_Aim of the exercise_: Set down the whole listing verbatim.

_Data to process_:
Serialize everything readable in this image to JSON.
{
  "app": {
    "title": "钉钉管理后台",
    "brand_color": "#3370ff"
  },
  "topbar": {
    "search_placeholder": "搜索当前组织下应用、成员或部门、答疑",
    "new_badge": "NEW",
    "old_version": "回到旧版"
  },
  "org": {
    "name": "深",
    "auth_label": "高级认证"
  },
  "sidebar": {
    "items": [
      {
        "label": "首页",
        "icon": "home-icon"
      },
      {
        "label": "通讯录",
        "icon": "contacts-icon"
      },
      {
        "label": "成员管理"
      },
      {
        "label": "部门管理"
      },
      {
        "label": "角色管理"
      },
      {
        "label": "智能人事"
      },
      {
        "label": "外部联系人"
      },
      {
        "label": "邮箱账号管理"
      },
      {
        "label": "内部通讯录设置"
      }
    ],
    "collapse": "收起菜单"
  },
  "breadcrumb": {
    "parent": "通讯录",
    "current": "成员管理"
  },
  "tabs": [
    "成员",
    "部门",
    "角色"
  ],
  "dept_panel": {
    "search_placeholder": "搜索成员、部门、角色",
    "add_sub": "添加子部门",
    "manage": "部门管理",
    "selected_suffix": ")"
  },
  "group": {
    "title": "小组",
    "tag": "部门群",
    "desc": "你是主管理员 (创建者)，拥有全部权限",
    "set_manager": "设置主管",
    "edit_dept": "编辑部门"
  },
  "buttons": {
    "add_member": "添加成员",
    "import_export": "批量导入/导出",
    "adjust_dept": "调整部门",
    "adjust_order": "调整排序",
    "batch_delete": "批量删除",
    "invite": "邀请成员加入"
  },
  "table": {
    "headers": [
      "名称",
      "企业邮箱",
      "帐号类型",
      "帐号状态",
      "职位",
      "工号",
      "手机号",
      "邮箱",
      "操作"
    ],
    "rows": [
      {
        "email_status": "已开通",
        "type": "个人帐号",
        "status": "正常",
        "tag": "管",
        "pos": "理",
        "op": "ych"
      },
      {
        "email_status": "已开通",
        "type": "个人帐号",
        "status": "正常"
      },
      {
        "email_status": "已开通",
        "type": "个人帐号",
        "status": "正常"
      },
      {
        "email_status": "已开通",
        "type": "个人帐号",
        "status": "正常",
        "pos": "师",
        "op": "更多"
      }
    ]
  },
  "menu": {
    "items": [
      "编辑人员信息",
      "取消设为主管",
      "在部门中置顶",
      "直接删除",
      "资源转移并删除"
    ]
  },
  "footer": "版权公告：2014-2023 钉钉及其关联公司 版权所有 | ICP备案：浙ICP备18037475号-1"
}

_Result of this exercise_:
Serialize everything readable in this image to JSON.
{
  "app": {
    "title": "钉钉管理后台",
    "brand_color": "#3370ff"
  },
  "topbar": {
    "search_placeholder": "搜索当前组织下应用、成员或部门、答疑",
    "new_badge": "NEW",
    "old_version": "回到旧版"
  },
  "org": {
    "name": "深",
    "auth_label": "高级认证"
  },
  "sidebar": {
    "items": [
      {
        "label": "首页",
        "icon": "home-icon"
      },
      {
        "label": "通讯录",
        "icon": "contacts-icon"
      },
      {
        "label": "成员管理"
      },
      {
        "label": "部门管理"
      },
      {
        "label": "角色管理"
      },
      {
        "label": "智能人事"
      },
      {
        "label": "外部联系人"
      },
      {
        "label": "邮箱账号管理"
      },
      {
        "label": "内部通讯录设置"
      }
    ],
    "collapse": "收起菜单"
  },
  "breadcrumb": {
    "parent": "通讯录",
    "current": "成员管理"
  },
  "tabs": [
    "成员",
    "部门",
    "角色"
  ],
  "dept_panel": {
    "search_placeholder": "搜索成员、部门、角色",
    "add_sub": "添加子部门",
    "manage": "部门管理",
    "selected_suffix": ")"
  },
  "group": {
    "title": "小组",
    "tag": "部门群",
    "desc": "你是主管理员 (创建者)，拥有全部权限",
    "set_manager": "设置主管",
    "edit_dept": "编辑部门"
  },
  "buttons": {
    "add_member": "添加成员",
    "import_export": "批量导入/导出",
    "adjust_dept": "调整部门",
    "adjust_order": "调整排序",
    "batch_delete": "批量删除",
    "invite": "邀请成员加入"
  },
  "table": {
    "headers": [
      "名称",
      "企业邮箱",
      "帐号类型",
      "帐号状态",
      "职位",
      "工号",
      "手机号",
      "邮箱",
      "操作"
    ],
    "rows": [
      {
        "email_status": "已开通",
        "type": "个人帐号",
        "status": "正常",
        "tag": "管",
        "pos": "理",
        "op": "ych"
      },
      {
        "email_status": "已开通",
        "type": "个人帐号",
        "status": "正常"
      },
      {
        "email_status": "已开通",
        "type": "个人帐号",
        "status": "正常"
      },
      {
        "email_status": "已开通",
        "type": "个人帐号",
        "status": "正常",
        "pos": "师",
        "op": "更多"
      }
    ]
  },
  "menu": {
    "items": [
      "编辑人员信息",
      "取消设为主管",
      "在部门中置顶",
      "直接删除",
      "资源转移并删除"
    ]
  },
  "footer": "版权公告：2014-2023 钉钉及其关联公司 版权所有 | ICP备案：浙ICP备18037475号-1"
}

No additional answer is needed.